*Problem requirements*
Check each line of the listing, and copy it if it contains the word "fairly".

++++++++

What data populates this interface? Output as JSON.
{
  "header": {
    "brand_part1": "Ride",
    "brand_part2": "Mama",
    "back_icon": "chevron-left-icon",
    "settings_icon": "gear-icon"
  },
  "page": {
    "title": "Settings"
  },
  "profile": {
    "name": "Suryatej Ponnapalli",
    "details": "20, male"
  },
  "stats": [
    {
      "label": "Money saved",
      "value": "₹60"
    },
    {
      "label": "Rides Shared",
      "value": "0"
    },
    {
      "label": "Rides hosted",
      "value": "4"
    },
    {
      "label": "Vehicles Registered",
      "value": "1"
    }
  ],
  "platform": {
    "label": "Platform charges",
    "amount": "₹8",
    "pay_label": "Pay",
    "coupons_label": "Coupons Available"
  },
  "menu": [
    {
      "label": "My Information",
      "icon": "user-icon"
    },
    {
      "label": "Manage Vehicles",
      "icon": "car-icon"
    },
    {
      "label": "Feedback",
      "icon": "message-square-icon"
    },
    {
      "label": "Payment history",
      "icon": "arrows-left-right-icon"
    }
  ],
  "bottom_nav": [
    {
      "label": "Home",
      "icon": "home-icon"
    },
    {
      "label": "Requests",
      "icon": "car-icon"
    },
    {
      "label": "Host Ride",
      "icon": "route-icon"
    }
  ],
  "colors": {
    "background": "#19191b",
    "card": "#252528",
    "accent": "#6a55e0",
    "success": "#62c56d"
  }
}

++++++++

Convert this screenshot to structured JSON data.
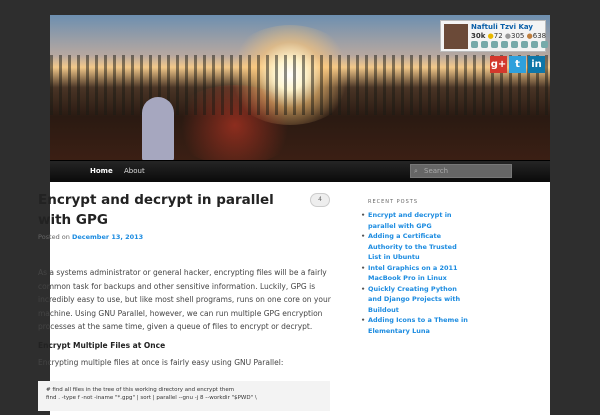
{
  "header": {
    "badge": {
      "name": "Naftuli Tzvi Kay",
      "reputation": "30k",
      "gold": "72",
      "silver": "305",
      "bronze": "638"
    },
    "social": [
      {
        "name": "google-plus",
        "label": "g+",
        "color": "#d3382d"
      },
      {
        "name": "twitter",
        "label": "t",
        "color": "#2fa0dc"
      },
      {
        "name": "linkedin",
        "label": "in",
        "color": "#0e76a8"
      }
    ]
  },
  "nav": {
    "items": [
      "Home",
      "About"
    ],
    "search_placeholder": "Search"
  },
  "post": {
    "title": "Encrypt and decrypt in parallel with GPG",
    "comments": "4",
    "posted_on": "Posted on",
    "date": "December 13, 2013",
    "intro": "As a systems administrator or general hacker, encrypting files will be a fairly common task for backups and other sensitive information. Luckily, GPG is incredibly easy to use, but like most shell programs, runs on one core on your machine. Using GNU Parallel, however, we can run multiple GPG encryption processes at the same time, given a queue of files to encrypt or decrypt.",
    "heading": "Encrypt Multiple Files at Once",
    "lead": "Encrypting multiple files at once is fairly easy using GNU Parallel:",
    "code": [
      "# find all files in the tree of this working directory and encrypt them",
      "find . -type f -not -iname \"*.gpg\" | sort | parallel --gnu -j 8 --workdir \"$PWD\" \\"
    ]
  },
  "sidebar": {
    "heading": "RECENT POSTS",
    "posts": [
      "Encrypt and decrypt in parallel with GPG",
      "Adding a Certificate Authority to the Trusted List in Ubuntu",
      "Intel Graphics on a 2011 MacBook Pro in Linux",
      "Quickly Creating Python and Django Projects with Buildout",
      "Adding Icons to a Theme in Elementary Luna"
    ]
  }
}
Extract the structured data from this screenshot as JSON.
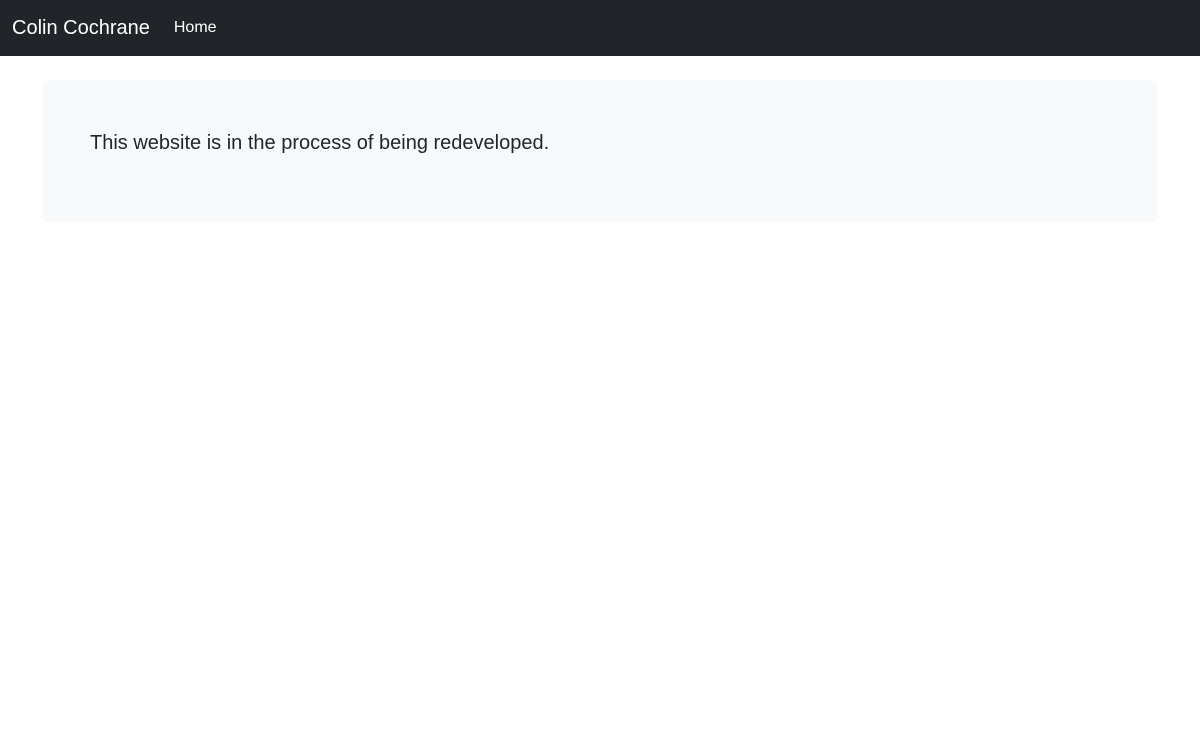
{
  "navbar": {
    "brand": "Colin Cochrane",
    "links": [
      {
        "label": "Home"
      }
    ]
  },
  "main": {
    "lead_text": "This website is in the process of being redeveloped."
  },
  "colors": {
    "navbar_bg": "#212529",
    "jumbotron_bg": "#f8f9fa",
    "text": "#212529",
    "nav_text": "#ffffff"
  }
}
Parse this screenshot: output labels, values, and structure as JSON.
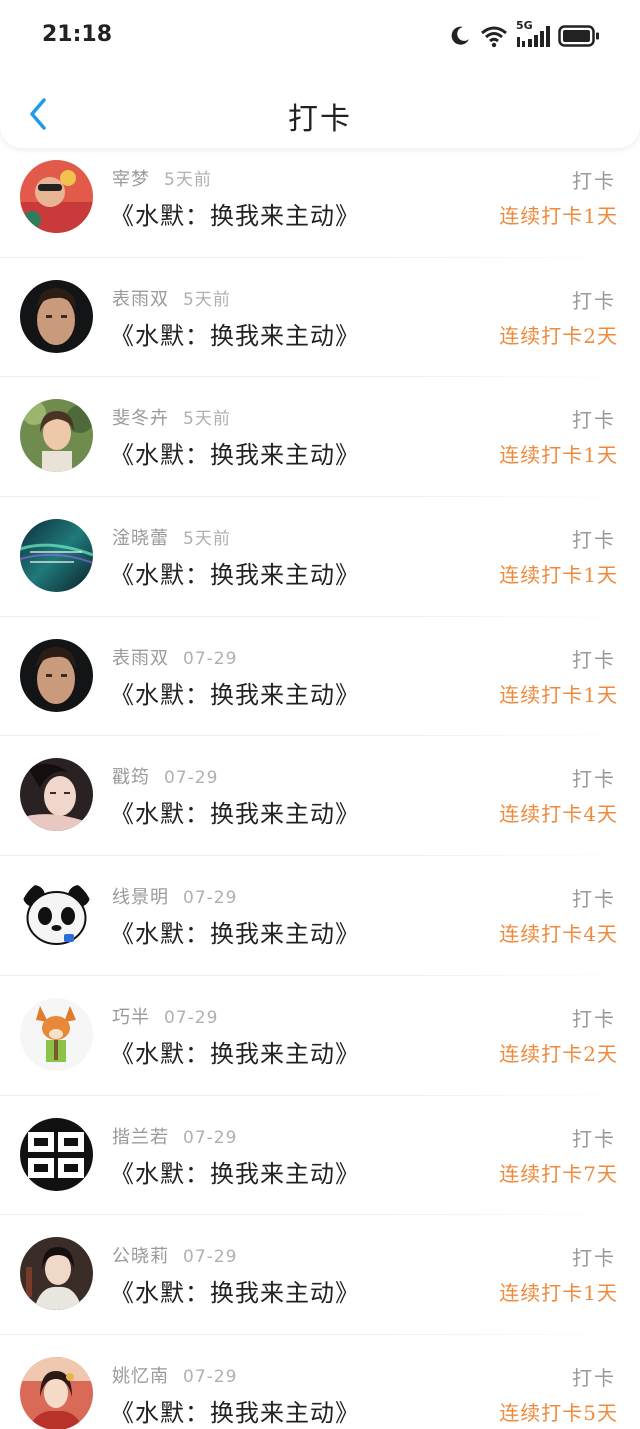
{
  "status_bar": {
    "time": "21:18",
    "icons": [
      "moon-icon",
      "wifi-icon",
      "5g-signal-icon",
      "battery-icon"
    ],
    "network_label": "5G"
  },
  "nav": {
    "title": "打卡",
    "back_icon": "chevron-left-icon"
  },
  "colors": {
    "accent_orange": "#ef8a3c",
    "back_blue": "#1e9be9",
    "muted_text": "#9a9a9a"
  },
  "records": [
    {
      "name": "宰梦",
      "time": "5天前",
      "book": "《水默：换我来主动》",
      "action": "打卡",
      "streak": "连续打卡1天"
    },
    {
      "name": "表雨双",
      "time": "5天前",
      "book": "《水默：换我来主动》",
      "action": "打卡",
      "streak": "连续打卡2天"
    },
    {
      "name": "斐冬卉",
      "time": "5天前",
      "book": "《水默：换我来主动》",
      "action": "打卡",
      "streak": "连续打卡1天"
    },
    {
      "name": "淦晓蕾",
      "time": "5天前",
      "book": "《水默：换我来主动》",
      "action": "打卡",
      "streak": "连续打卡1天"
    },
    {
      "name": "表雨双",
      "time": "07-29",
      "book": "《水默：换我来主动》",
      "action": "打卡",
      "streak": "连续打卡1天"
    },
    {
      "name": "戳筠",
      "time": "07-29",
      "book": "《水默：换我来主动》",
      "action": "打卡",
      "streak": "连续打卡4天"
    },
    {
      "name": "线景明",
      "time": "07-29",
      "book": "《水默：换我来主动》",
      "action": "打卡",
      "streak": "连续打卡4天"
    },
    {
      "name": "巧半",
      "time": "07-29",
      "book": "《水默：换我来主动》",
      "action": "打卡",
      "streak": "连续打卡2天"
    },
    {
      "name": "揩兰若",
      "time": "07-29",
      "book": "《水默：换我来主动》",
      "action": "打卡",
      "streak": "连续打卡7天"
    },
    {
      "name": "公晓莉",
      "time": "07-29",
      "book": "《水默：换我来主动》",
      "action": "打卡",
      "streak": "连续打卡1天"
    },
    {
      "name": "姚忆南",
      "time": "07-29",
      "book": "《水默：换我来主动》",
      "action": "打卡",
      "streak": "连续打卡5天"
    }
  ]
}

++++++++

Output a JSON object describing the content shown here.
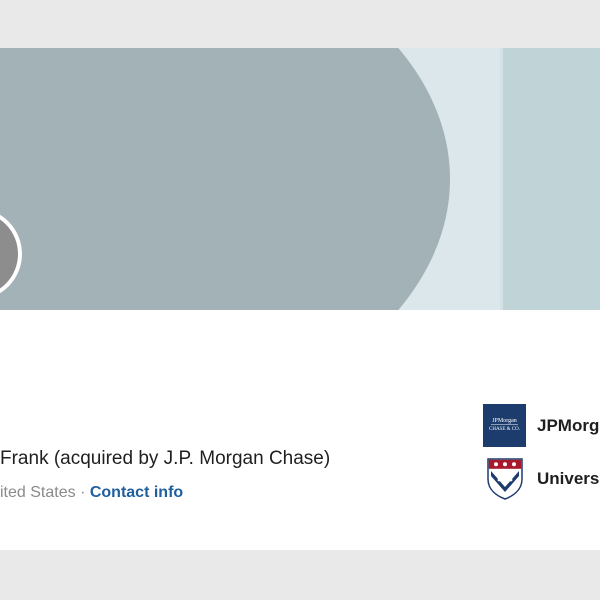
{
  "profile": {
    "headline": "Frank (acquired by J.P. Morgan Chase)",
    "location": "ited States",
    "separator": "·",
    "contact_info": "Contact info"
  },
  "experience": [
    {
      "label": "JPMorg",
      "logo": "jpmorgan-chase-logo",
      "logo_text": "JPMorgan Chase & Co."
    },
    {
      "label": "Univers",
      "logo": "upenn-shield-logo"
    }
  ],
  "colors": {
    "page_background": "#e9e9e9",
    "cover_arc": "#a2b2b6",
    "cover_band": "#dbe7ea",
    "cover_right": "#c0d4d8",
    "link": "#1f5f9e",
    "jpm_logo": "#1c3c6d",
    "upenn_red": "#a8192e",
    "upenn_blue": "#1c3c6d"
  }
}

++++++++

*Expected output*
    "intro": "As a systems administrator or general hacker, encrypting files will be a fairly common task for backups and other sensitive information. Luckily, GPG is incredibly easy to use, but like most shell programs, runs on one core on your machine. Using GNU Parallel, however, we can run multiple GPG encryption processes at the same time, given a queue of files to encrypt or decrypt.",
    "lead": "Encrypting multiple files at once is fairly easy using GNU Parallel:",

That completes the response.